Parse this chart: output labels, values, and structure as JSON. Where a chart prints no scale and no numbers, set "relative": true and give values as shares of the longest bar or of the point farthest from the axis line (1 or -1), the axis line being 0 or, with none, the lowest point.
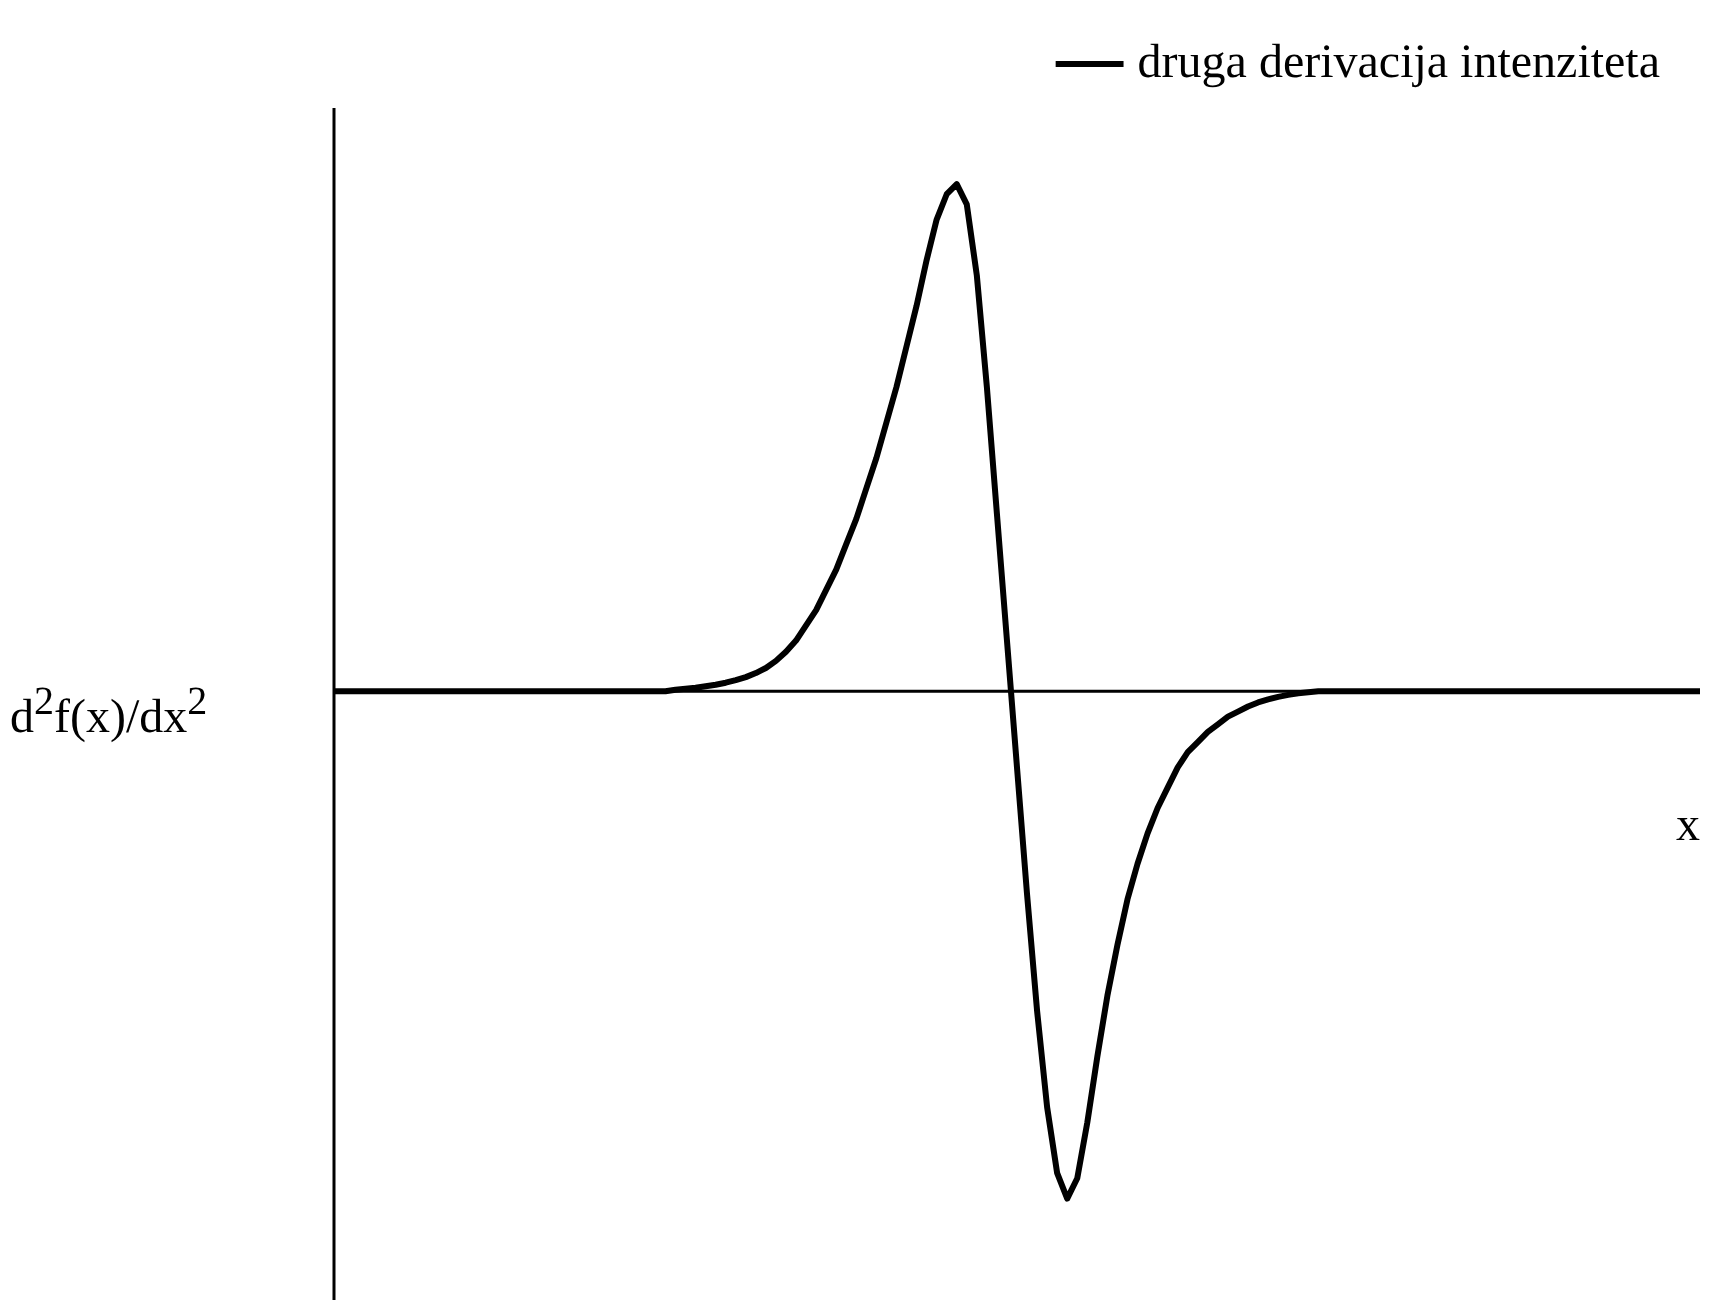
{
  "chart_data": {
    "type": "line",
    "relative": true,
    "xlabel": "x",
    "ylabel": "d$^{2}$f(x)/dx$^{2}$",
    "legend": "top right",
    "marker": "none",
    "line_style": "solid",
    "categories": [
      null,
      null,
      null,
      null,
      null,
      null,
      null,
      null,
      null,
      null,
      null,
      null,
      null,
      null,
      null,
      null,
      null,
      null,
      null,
      null,
      null,
      null,
      null,
      null,
      null,
      null,
      null,
      null,
      null,
      null,
      null,
      null,
      null,
      null,
      null,
      null,
      null,
      null,
      null,
      null,
      null,
      null,
      null,
      null,
      null,
      null,
      null,
      null,
      null,
      null,
      null,
      null,
      null,
      null,
      null,
      null,
      null,
      null,
      null,
      null,
      null,
      null,
      null,
      null,
      null,
      null,
      null,
      null,
      null,
      null,
      null,
      null,
      null,
      null,
      null,
      null,
      null,
      null,
      null,
      null,
      null,
      null,
      null,
      null,
      null,
      null,
      null,
      null,
      null,
      null,
      null,
      null,
      null,
      null,
      null,
      null,
      null,
      null,
      null,
      null,
      null,
      null,
      null,
      null,
      null,
      null,
      null,
      null,
      null,
      null,
      null,
      null,
      null,
      null,
      null,
      null,
      null,
      null,
      null,
      null,
      null,
      null,
      null,
      null,
      null,
      null,
      null,
      null,
      null,
      null,
      null,
      null,
      null,
      null,
      null,
      null,
      null
    ],
    "series": [
      {
        "name": "druga derivacija intenziteta",
        "color": "#000000",
        "values": [
          0,
          0,
          0,
          0,
          0,
          0,
          0,
          0,
          0,
          0,
          0,
          0,
          0,
          0,
          0,
          0,
          0,
          0,
          0,
          0,
          0,
          0,
          0,
          0,
          0,
          0,
          0,
          0,
          0,
          0,
          0,
          0,
          0,
          0,
          0.003,
          0.005,
          0.007,
          0.01,
          0.013,
          0.017,
          0.022,
          0.028,
          0.036,
          0.046,
          0.06,
          0.078,
          0.1,
          0.13,
          0.16,
          0.2,
          0.24,
          0.29,
          0.34,
          0.4,
          0.46,
          0.53,
          0.6,
          0.68,
          0.76,
          0.85,
          0.93,
          0.98,
          1.0,
          0.96,
          0.82,
          0.6,
          0.35,
          0.1,
          -0.15,
          -0.4,
          -0.63,
          -0.82,
          -0.95,
          -1.0,
          -0.96,
          -0.85,
          -0.72,
          -0.6,
          -0.5,
          -0.41,
          -0.34,
          -0.28,
          -0.23,
          -0.19,
          -0.15,
          -0.12,
          -0.1,
          -0.08,
          -0.065,
          -0.05,
          -0.04,
          -0.03,
          -0.022,
          -0.016,
          -0.011,
          -0.007,
          -0.004,
          -0.002,
          0,
          0,
          0,
          0,
          0,
          0,
          0,
          0,
          0,
          0,
          0,
          0,
          0,
          0,
          0,
          0,
          0,
          0,
          0,
          0,
          0,
          0,
          0,
          0,
          0,
          0,
          0,
          0,
          0,
          0,
          0,
          0,
          0,
          0,
          0,
          0,
          0,
          0,
          0
        ]
      }
    ]
  }
}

____________

Repeat the material verbatim. Do not carry over any picture.

Parse this chart: output labels, values, and structure as JSON. Where a chart prints no scale and no numbers, set "relative": true and give values as shares of the longest bar or of the point farthest from the axis line (1 or -1), the axis line being 0 or, with none, the lowest point.
{
  "chart_data": {
    "type": "line",
    "relative": true,
    "xlabel": "x",
    "ylabel": "d$^{2}$f(x)/dx$^{2}$",
    "legend": "top right",
    "marker": "none",
    "line_style": "solid",
    "categories": [
      null,
      null,
      null,
      null,
      null,
      null,
      null,
      null,
      null,
      null,
      null,
      null,
      null,
      null,
      null,
      null,
      null,
      null,
      null,
      null,
      null,
      null,
      null,
      null,
      null,
      null,
      null,
      null,
      null,
      null,
      null,
      null,
      null,
      null,
      null,
      null,
      null,
      null,
      null,
      null,
      null,
      null,
      null,
      null,
      null,
      null,
      null,
      null,
      null,
      null,
      null,
      null,
      null,
      null,
      null,
      null,
      null,
      null,
      null,
      null,
      null,
      null,
      null,
      null,
      null,
      null,
      null,
      null,
      null,
      null,
      null,
      null,
      null,
      null,
      null,
      null,
      null,
      null,
      null,
      null,
      null,
      null,
      null,
      null,
      null,
      null,
      null,
      null,
      null,
      null,
      null,
      null,
      null,
      null,
      null,
      null,
      null,
      null,
      null,
      null,
      null,
      null,
      null,
      null,
      null,
      null,
      null,
      null,
      null,
      null,
      null,
      null,
      null,
      null,
      null,
      null,
      null,
      null,
      null,
      null,
      null,
      null,
      null,
      null,
      null,
      null,
      null,
      null,
      null,
      null,
      null,
      null,
      null,
      null,
      null,
      null,
      null
    ],
    "series": [
      {
        "name": "druga derivacija intenziteta",
        "color": "#000000",
        "values": [
          0,
          0,
          0,
          0,
          0,
          0,
          0,
          0,
          0,
          0,
          0,
          0,
          0,
          0,
          0,
          0,
          0,
          0,
          0,
          0,
          0,
          0,
          0,
          0,
          0,
          0,
          0,
          0,
          0,
          0,
          0,
          0,
          0,
          0,
          0.003,
          0.005,
          0.007,
          0.01,
          0.013,
          0.017,
          0.022,
          0.028,
          0.036,
          0.046,
          0.06,
          0.078,
          0.1,
          0.13,
          0.16,
          0.2,
          0.24,
          0.29,
          0.34,
          0.4,
          0.46,
          0.53,
          0.6,
          0.68,
          0.76,
          0.85,
          0.93,
          0.98,
          1.0,
          0.96,
          0.82,
          0.6,
          0.35,
          0.1,
          -0.15,
          -0.4,
          -0.63,
          -0.82,
          -0.95,
          -1.0,
          -0.96,
          -0.85,
          -0.72,
          -0.6,
          -0.5,
          -0.41,
          -0.34,
          -0.28,
          -0.23,
          -0.19,
          -0.15,
          -0.12,
          -0.1,
          -0.08,
          -0.065,
          -0.05,
          -0.04,
          -0.03,
          -0.022,
          -0.016,
          -0.011,
          -0.007,
          -0.004,
          -0.002,
          0,
          0,
          0,
          0,
          0,
          0,
          0,
          0,
          0,
          0,
          0,
          0,
          0,
          0,
          0,
          0,
          0,
          0,
          0,
          0,
          0,
          0,
          0,
          0,
          0,
          0,
          0,
          0,
          0,
          0,
          0,
          0,
          0,
          0,
          0,
          0,
          0,
          0,
          0
        ]
      }
    ]
  }
}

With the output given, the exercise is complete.